**TASK DESCRIPTION:**
The listing below must be repeated word for word, with its images excluded.

**RECORDS SHOWN:**
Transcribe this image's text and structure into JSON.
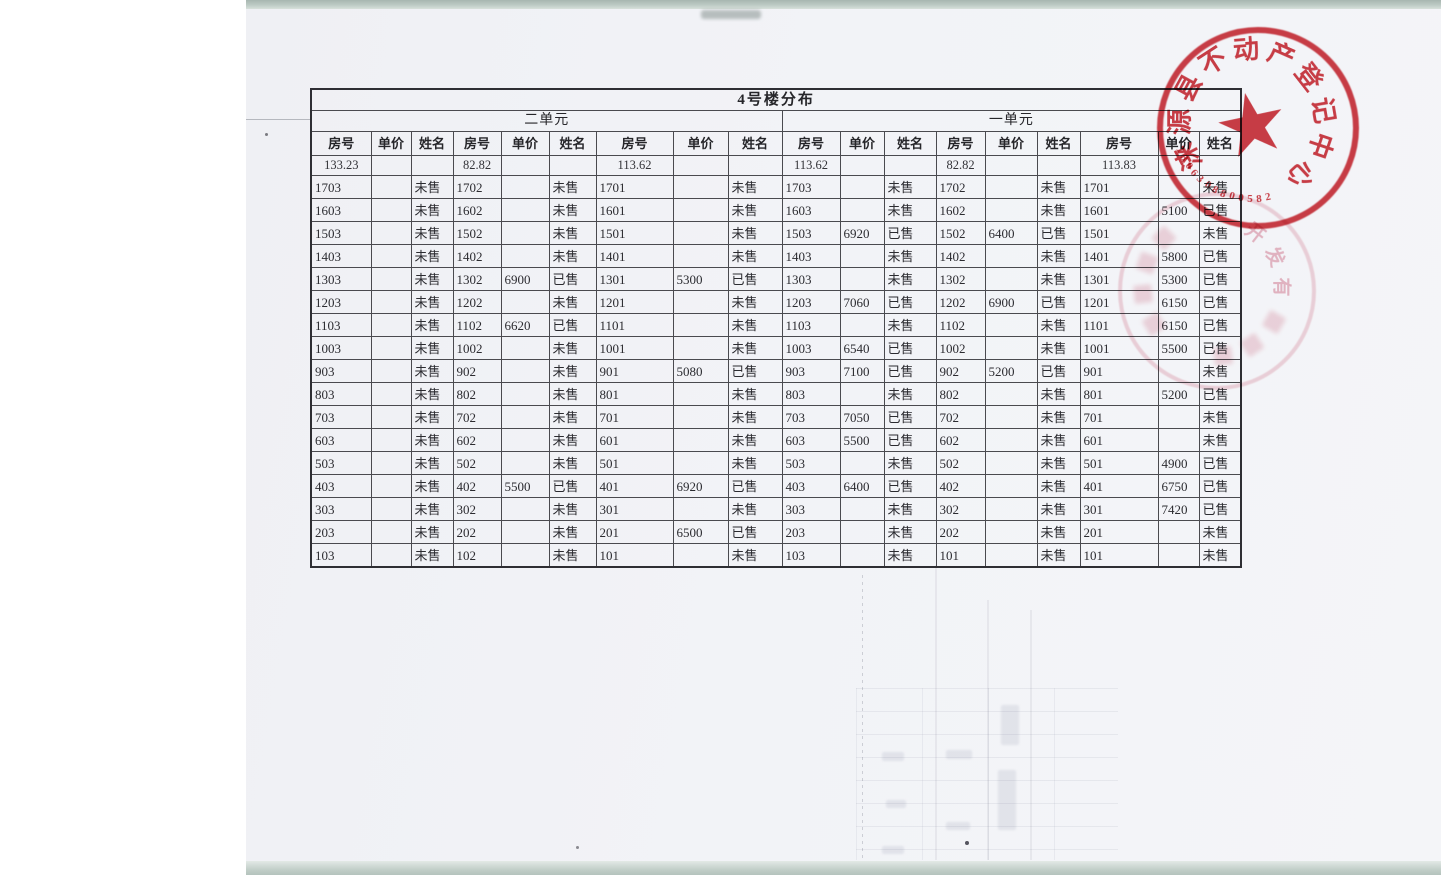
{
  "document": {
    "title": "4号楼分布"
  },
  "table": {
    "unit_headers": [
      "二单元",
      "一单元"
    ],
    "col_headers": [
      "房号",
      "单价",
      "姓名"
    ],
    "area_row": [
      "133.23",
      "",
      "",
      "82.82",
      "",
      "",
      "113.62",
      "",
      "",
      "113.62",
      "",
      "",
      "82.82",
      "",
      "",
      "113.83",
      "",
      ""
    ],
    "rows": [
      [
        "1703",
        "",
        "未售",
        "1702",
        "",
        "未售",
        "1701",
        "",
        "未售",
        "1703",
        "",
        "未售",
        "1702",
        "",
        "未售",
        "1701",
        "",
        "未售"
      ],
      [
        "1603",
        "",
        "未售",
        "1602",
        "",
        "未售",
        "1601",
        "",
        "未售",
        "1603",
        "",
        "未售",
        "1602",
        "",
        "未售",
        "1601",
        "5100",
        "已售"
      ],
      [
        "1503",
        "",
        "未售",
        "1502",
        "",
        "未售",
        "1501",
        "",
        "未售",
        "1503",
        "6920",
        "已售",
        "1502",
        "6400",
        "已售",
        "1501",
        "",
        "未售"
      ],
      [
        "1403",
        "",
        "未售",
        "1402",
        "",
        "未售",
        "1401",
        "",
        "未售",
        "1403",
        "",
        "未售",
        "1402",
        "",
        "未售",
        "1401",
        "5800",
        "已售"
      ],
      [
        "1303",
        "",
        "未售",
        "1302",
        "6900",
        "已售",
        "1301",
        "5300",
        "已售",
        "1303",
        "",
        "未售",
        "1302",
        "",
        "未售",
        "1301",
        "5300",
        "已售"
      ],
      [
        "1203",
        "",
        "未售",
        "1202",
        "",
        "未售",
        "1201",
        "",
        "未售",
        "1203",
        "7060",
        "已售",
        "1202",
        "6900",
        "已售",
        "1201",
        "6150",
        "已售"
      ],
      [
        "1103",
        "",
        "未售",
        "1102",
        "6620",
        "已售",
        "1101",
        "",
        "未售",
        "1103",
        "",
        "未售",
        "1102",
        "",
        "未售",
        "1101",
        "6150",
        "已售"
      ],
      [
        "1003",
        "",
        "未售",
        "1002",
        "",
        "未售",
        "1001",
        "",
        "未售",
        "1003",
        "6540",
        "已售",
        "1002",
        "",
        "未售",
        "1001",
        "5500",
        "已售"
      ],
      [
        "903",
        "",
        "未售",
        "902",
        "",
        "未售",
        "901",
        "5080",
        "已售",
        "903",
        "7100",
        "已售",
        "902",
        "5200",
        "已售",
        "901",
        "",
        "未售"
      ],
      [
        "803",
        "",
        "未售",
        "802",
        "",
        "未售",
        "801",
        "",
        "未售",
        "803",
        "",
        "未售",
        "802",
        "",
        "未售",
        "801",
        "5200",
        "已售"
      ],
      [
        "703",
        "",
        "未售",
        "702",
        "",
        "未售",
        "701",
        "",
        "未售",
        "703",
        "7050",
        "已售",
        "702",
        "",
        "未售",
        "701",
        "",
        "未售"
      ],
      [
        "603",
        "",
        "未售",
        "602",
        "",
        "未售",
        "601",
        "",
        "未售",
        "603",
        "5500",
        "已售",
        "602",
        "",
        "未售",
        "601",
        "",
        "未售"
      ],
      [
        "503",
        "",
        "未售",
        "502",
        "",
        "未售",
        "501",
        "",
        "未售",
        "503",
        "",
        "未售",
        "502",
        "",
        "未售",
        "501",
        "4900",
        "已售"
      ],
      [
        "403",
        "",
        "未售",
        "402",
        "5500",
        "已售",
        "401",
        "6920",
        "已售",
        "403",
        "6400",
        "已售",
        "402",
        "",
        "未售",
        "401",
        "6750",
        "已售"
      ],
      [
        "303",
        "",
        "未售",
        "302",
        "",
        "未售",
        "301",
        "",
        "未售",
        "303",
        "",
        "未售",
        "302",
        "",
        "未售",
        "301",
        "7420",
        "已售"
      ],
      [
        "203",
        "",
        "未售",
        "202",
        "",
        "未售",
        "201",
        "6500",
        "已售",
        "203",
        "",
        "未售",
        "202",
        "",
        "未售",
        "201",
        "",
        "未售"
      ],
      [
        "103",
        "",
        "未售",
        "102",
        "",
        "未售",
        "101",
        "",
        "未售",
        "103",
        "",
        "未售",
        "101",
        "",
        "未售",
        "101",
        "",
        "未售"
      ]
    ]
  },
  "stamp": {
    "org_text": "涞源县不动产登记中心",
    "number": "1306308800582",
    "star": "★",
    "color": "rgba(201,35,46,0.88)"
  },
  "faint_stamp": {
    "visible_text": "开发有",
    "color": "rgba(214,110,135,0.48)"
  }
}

**THE REPLY:**
Transcribe this image's text and structure into JSON.
{
  "document": {
    "title": "4号楼分布"
  },
  "table": {
    "unit_headers": [
      "二单元",
      "一单元"
    ],
    "col_headers": [
      "房号",
      "单价",
      "姓名"
    ],
    "area_row": [
      "133.23",
      "",
      "",
      "82.82",
      "",
      "",
      "113.62",
      "",
      "",
      "113.62",
      "",
      "",
      "82.82",
      "",
      "",
      "113.83",
      "",
      ""
    ],
    "rows": [
      [
        "1703",
        "",
        "未售",
        "1702",
        "",
        "未售",
        "1701",
        "",
        "未售",
        "1703",
        "",
        "未售",
        "1702",
        "",
        "未售",
        "1701",
        "",
        "未售"
      ],
      [
        "1603",
        "",
        "未售",
        "1602",
        "",
        "未售",
        "1601",
        "",
        "未售",
        "1603",
        "",
        "未售",
        "1602",
        "",
        "未售",
        "1601",
        "5100",
        "已售"
      ],
      [
        "1503",
        "",
        "未售",
        "1502",
        "",
        "未售",
        "1501",
        "",
        "未售",
        "1503",
        "6920",
        "已售",
        "1502",
        "6400",
        "已售",
        "1501",
        "",
        "未售"
      ],
      [
        "1403",
        "",
        "未售",
        "1402",
        "",
        "未售",
        "1401",
        "",
        "未售",
        "1403",
        "",
        "未售",
        "1402",
        "",
        "未售",
        "1401",
        "5800",
        "已售"
      ],
      [
        "1303",
        "",
        "未售",
        "1302",
        "6900",
        "已售",
        "1301",
        "5300",
        "已售",
        "1303",
        "",
        "未售",
        "1302",
        "",
        "未售",
        "1301",
        "5300",
        "已售"
      ],
      [
        "1203",
        "",
        "未售",
        "1202",
        "",
        "未售",
        "1201",
        "",
        "未售",
        "1203",
        "7060",
        "已售",
        "1202",
        "6900",
        "已售",
        "1201",
        "6150",
        "已售"
      ],
      [
        "1103",
        "",
        "未售",
        "1102",
        "6620",
        "已售",
        "1101",
        "",
        "未售",
        "1103",
        "",
        "未售",
        "1102",
        "",
        "未售",
        "1101",
        "6150",
        "已售"
      ],
      [
        "1003",
        "",
        "未售",
        "1002",
        "",
        "未售",
        "1001",
        "",
        "未售",
        "1003",
        "6540",
        "已售",
        "1002",
        "",
        "未售",
        "1001",
        "5500",
        "已售"
      ],
      [
        "903",
        "",
        "未售",
        "902",
        "",
        "未售",
        "901",
        "5080",
        "已售",
        "903",
        "7100",
        "已售",
        "902",
        "5200",
        "已售",
        "901",
        "",
        "未售"
      ],
      [
        "803",
        "",
        "未售",
        "802",
        "",
        "未售",
        "801",
        "",
        "未售",
        "803",
        "",
        "未售",
        "802",
        "",
        "未售",
        "801",
        "5200",
        "已售"
      ],
      [
        "703",
        "",
        "未售",
        "702",
        "",
        "未售",
        "701",
        "",
        "未售",
        "703",
        "7050",
        "已售",
        "702",
        "",
        "未售",
        "701",
        "",
        "未售"
      ],
      [
        "603",
        "",
        "未售",
        "602",
        "",
        "未售",
        "601",
        "",
        "未售",
        "603",
        "5500",
        "已售",
        "602",
        "",
        "未售",
        "601",
        "",
        "未售"
      ],
      [
        "503",
        "",
        "未售",
        "502",
        "",
        "未售",
        "501",
        "",
        "未售",
        "503",
        "",
        "未售",
        "502",
        "",
        "未售",
        "501",
        "4900",
        "已售"
      ],
      [
        "403",
        "",
        "未售",
        "402",
        "5500",
        "已售",
        "401",
        "6920",
        "已售",
        "403",
        "6400",
        "已售",
        "402",
        "",
        "未售",
        "401",
        "6750",
        "已售"
      ],
      [
        "303",
        "",
        "未售",
        "302",
        "",
        "未售",
        "301",
        "",
        "未售",
        "303",
        "",
        "未售",
        "302",
        "",
        "未售",
        "301",
        "7420",
        "已售"
      ],
      [
        "203",
        "",
        "未售",
        "202",
        "",
        "未售",
        "201",
        "6500",
        "已售",
        "203",
        "",
        "未售",
        "202",
        "",
        "未售",
        "201",
        "",
        "未售"
      ],
      [
        "103",
        "",
        "未售",
        "102",
        "",
        "未售",
        "101",
        "",
        "未售",
        "103",
        "",
        "未售",
        "101",
        "",
        "未售",
        "101",
        "",
        "未售"
      ]
    ]
  },
  "stamp": {
    "org_text": "涞源县不动产登记中心",
    "number": "1306308800582",
    "star": "★",
    "color": "rgba(201,35,46,0.88)"
  },
  "faint_stamp": {
    "visible_text": "开发有",
    "color": "rgba(214,110,135,0.48)"
  }
}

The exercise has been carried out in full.